Set every record down again, identical to the original.

[[ RECORDS SUPPLIED open ]]

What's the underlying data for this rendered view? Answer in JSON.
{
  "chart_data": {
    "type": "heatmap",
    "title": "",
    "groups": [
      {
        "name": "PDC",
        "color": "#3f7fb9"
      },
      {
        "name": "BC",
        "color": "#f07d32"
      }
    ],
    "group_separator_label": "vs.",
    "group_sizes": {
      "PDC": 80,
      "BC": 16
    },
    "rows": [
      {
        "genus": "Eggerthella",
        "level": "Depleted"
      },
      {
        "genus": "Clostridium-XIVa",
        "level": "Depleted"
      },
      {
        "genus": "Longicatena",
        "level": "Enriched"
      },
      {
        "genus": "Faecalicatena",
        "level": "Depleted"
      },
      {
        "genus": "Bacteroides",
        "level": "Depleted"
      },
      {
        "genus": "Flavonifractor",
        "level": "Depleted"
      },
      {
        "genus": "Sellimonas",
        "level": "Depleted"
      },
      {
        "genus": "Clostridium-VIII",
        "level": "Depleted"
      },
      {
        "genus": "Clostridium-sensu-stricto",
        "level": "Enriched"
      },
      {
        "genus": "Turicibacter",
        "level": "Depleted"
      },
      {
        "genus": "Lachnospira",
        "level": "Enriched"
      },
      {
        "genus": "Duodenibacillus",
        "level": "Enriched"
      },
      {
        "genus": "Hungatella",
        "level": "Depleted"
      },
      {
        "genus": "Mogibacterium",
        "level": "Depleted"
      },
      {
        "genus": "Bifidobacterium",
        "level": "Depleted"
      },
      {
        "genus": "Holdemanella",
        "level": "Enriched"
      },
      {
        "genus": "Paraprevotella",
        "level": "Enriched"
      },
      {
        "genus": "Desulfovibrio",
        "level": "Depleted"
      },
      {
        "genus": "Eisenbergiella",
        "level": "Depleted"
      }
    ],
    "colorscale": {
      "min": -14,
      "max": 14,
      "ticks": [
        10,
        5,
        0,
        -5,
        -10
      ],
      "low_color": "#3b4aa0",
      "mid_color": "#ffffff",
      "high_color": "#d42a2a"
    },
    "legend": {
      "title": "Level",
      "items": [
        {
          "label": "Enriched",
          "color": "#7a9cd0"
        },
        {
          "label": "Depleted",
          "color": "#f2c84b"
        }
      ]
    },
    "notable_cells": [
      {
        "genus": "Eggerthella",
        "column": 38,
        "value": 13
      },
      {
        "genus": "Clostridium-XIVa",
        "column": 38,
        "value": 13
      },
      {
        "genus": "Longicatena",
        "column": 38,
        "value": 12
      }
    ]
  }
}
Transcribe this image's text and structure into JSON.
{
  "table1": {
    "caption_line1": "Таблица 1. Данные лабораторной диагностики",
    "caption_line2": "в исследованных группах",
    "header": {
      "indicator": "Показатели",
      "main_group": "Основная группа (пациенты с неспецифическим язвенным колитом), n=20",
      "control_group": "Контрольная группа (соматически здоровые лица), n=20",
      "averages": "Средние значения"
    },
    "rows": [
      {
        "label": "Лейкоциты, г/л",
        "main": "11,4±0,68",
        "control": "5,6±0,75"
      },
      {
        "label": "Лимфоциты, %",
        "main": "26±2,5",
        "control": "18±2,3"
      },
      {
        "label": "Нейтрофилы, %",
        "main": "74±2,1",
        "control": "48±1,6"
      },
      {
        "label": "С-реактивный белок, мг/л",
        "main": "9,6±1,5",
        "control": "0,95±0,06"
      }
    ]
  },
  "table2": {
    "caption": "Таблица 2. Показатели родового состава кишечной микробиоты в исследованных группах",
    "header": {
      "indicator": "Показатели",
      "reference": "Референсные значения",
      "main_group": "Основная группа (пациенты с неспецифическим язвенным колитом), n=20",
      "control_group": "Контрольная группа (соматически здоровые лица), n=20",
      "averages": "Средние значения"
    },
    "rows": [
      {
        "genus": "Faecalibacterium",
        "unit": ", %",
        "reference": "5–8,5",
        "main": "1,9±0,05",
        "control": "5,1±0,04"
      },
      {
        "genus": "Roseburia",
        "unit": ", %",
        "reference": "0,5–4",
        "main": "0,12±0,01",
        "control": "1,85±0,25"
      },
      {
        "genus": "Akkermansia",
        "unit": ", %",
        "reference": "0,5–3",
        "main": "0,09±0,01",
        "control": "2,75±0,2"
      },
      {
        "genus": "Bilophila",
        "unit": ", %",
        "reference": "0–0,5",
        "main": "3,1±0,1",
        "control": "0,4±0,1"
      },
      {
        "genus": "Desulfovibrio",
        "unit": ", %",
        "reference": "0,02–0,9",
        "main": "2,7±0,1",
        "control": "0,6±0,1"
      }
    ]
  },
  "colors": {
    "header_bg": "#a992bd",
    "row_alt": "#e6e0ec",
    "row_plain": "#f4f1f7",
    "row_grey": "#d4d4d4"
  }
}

[[ RECORDS SUPPLIED closed ]]

EXPECTED ANSWER
What's the underlying data for this rendered view? Answer in JSON.
{
  "chart_data": {
    "type": "heatmap",
    "title": "",
    "groups": [
      {
        "name": "PDC",
        "color": "#3f7fb9"
      },
      {
        "name": "BC",
        "color": "#f07d32"
      }
    ],
    "group_separator_label": "vs.",
    "group_sizes": {
      "PDC": 80,
      "BC": 16
    },
    "rows": [
      {
        "genus": "Eggerthella",
        "level": "Depleted"
      },
      {
        "genus": "Clostridium-XIVa",
        "level": "Depleted"
      },
      {
        "genus": "Longicatena",
        "level": "Enriched"
      },
      {
        "genus": "Faecalicatena",
        "level": "Depleted"
      },
      {
        "genus": "Bacteroides",
        "level": "Depleted"
      },
      {
        "genus": "Flavonifractor",
        "level": "Depleted"
      },
      {
        "genus": "Sellimonas",
        "level": "Depleted"
      },
      {
        "genus": "Clostridium-VIII",
        "level": "Depleted"
      },
      {
        "genus": "Clostridium-sensu-stricto",
        "level": "Enriched"
      },
      {
        "genus": "Turicibacter",
        "level": "Depleted"
      },
      {
        "genus": "Lachnospira",
        "level": "Enriched"
      },
      {
        "genus": "Duodenibacillus",
        "level": "Enriched"
      },
      {
        "genus": "Hungatella",
        "level": "Depleted"
      },
      {
        "genus": "Mogibacterium",
        "level": "Depleted"
      },
      {
        "genus": "Bifidobacterium",
        "level": "Depleted"
      },
      {
        "genus": "Holdemanella",
        "level": "Enriched"
      },
      {
        "genus": "Paraprevotella",
        "level": "Enriched"
      },
      {
        "genus": "Desulfovibrio",
        "level": "Depleted"
      },
      {
        "genus": "Eisenbergiella",
        "level": "Depleted"
      }
    ],
    "colorscale": {
      "min": -14,
      "max": 14,
      "ticks": [
        10,
        5,
        0,
        -5,
        -10
      ],
      "low_color": "#3b4aa0",
      "mid_color": "#ffffff",
      "high_color": "#d42a2a"
    },
    "legend": {
      "title": "Level",
      "items": [
        {
          "label": "Enriched",
          "color": "#7a9cd0"
        },
        {
          "label": "Depleted",
          "color": "#f2c84b"
        }
      ]
    },
    "notable_cells": [
      {
        "genus": "Eggerthella",
        "column": 38,
        "value": 13
      },
      {
        "genus": "Clostridium-XIVa",
        "column": 38,
        "value": 13
      },
      {
        "genus": "Longicatena",
        "column": 38,
        "value": 12
      }
    ]
  }
}
Transcribe this image's text and structure into JSON.
{
  "table1": {
    "caption_line1": "Таблица 1. Данные лабораторной диагностики",
    "caption_line2": "в исследованных группах",
    "header": {
      "indicator": "Показатели",
      "main_group": "Основная группа (пациенты с неспецифическим язвенным колитом), n=20",
      "control_group": "Контрольная группа (соматически здоровые лица), n=20",
      "averages": "Средние значения"
    },
    "rows": [
      {
        "label": "Лейкоциты, г/л",
        "main": "11,4±0,68",
        "control": "5,6±0,75"
      },
      {
        "label": "Лимфоциты, %",
        "main": "26±2,5",
        "control": "18±2,3"
      },
      {
        "label": "Нейтрофилы, %",
        "main": "74±2,1",
        "control": "48±1,6"
      },
      {
        "label": "С-реактивный белок, мг/л",
        "main": "9,6±1,5",
        "control": "0,95±0,06"
      }
    ]
  },
  "table2": {
    "caption": "Таблица 2. Показатели родового состава кишечной микробиоты в исследованных группах",
    "header": {
      "indicator": "Показатели",
      "reference": "Референсные значения",
      "main_group": "Основная группа (пациенты с неспецифическим язвенным колитом), n=20",
      "control_group": "Контрольная группа (соматически здоровые лица), n=20",
      "averages": "Средние значения"
    },
    "rows": [
      {
        "genus": "Faecalibacterium",
        "unit": ", %",
        "reference": "5–8,5",
        "main": "1,9±0,05",
        "control": "5,1±0,04"
      },
      {
        "genus": "Roseburia",
        "unit": ", %",
        "reference": "0,5–4",
        "main": "0,12±0,01",
        "control": "1,85±0,25"
      },
      {
        "genus": "Akkermansia",
        "unit": ", %",
        "reference": "0,5–3",
        "main": "0,09±0,01",
        "control": "2,75±0,2"
      },
      {
        "genus": "Bilophila",
        "unit": ", %",
        "reference": "0–0,5",
        "main": "3,1±0,1",
        "control": "0,4±0,1"
      },
      {
        "genus": "Desulfovibrio",
        "unit": ", %",
        "reference": "0,02–0,9",
        "main": "2,7±0,1",
        "control": "0,6±0,1"
      }
    ]
  },
  "colors": {
    "header_bg": "#a992bd",
    "row_alt": "#e6e0ec",
    "row_plain": "#f4f1f7",
    "row_grey": "#d4d4d4"
  }
}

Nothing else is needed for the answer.